> WRITTEN PROBLEM: Keep only those lines of the records that include the string "name".

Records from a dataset

--*--

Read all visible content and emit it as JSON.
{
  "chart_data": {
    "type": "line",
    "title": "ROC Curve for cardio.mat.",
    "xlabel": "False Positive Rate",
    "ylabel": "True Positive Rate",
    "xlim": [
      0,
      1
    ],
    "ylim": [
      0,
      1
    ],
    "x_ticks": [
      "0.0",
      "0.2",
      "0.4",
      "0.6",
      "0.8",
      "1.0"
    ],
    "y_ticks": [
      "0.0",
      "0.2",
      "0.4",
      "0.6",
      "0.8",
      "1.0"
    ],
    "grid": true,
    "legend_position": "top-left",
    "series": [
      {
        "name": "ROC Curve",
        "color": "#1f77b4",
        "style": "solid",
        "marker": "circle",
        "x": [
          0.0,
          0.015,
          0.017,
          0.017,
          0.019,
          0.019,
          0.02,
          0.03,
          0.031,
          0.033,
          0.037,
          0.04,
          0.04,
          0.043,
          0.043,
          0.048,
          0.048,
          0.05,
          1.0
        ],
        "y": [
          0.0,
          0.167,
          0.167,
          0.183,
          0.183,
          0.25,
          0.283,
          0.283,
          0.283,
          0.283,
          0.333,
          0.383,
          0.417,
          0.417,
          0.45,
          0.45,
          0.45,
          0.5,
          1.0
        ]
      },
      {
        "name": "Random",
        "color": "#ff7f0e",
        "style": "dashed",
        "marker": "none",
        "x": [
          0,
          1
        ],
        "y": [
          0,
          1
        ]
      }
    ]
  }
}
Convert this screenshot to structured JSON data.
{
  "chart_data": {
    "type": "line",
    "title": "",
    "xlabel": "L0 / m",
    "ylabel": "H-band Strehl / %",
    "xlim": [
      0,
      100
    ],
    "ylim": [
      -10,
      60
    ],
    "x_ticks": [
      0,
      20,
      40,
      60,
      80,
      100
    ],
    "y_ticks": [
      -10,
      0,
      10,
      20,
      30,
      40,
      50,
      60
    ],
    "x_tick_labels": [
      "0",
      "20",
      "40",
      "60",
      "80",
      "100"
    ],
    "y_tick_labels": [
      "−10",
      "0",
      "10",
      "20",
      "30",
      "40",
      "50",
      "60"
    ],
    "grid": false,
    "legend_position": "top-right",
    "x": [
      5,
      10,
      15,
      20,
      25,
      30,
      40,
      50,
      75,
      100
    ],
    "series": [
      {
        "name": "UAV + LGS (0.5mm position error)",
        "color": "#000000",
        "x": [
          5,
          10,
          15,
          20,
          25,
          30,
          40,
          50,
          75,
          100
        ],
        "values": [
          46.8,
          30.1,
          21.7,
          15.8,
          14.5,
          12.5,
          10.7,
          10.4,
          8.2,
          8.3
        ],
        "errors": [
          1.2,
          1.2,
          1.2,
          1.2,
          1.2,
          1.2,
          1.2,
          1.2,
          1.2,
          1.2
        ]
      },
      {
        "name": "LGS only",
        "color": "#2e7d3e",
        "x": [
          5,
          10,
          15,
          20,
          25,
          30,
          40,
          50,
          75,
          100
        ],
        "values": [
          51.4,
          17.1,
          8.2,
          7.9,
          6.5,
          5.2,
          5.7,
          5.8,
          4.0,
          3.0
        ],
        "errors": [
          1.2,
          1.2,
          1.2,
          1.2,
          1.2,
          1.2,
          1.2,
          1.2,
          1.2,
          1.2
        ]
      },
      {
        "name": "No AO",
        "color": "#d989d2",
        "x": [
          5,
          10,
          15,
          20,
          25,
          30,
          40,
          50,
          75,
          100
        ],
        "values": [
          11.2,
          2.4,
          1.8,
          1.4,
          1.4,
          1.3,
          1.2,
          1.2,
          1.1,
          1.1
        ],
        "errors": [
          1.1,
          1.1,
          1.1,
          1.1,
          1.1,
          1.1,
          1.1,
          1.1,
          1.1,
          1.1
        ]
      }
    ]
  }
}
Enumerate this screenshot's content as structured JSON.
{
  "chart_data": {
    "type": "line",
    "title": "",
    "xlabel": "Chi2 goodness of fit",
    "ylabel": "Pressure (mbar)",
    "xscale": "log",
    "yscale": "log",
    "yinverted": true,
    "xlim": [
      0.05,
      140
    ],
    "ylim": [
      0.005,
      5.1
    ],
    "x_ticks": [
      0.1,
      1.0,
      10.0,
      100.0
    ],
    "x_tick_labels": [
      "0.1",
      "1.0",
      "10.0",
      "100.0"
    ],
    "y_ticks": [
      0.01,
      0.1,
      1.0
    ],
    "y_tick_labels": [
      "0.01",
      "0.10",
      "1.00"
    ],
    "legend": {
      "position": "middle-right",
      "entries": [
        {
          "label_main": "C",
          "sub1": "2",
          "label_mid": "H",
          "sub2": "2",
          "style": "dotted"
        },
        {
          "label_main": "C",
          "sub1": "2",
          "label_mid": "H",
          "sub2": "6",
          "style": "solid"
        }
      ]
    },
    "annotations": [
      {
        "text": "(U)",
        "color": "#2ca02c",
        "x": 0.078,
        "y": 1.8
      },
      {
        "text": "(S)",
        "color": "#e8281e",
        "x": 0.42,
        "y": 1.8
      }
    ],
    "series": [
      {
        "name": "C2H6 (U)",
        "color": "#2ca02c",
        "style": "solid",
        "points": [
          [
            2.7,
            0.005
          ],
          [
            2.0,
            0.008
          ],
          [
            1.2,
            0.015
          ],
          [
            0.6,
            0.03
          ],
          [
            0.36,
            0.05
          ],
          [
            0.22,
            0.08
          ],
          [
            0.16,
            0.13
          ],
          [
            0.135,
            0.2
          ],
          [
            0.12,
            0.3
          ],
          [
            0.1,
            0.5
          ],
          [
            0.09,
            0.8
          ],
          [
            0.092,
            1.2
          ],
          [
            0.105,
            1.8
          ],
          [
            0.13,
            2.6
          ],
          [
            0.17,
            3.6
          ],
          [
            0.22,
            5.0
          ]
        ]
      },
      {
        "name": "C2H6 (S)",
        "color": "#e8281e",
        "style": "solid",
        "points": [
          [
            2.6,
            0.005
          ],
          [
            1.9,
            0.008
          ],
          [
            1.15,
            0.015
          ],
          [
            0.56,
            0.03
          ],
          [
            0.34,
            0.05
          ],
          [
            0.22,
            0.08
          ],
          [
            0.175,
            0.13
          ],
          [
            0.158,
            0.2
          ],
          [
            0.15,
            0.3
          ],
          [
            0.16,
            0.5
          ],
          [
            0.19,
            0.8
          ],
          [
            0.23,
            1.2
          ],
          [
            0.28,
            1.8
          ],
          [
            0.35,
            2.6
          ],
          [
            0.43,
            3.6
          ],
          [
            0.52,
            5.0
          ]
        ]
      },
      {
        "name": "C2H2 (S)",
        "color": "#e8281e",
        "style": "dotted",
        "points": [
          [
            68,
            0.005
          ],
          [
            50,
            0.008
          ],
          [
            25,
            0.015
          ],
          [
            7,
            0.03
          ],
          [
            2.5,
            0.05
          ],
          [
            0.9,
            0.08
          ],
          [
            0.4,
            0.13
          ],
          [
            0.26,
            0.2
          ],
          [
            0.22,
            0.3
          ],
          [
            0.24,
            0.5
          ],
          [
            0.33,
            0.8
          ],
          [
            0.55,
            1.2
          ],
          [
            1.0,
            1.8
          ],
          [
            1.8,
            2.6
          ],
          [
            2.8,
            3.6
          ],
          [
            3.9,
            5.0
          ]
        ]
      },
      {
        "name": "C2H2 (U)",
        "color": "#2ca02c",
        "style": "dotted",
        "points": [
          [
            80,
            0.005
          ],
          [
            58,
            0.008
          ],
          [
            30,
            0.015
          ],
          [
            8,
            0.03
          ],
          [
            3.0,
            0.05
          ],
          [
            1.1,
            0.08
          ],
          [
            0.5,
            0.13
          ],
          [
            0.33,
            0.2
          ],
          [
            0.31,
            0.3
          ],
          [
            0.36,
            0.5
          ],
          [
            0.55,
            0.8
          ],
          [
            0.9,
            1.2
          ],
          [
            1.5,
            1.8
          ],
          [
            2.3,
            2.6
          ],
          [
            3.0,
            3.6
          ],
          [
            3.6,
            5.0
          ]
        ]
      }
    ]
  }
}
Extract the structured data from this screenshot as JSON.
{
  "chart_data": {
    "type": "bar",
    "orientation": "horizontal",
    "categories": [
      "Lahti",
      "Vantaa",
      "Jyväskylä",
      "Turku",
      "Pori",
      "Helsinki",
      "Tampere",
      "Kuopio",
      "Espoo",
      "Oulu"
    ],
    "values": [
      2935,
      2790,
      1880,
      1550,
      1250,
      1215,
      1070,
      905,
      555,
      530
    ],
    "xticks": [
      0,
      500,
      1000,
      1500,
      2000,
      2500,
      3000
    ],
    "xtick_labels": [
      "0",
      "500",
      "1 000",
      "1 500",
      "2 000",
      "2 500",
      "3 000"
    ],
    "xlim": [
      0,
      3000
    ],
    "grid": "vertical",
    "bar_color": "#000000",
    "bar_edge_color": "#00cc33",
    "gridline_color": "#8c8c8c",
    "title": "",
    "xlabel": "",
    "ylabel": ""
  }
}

--*--

> REPLY TO THE EXERCISE:
        "name": "ROC Curve",
        "name": "Random",
        "name": "UAV + LGS (0.5mm position error)",
        "name": "LGS only",
        "name": "No AO",
        "name": "C2H6 (U)",
        "name": "C2H6 (S)",
        "name": "C2H2 (S)",
        "name": "C2H2 (U)",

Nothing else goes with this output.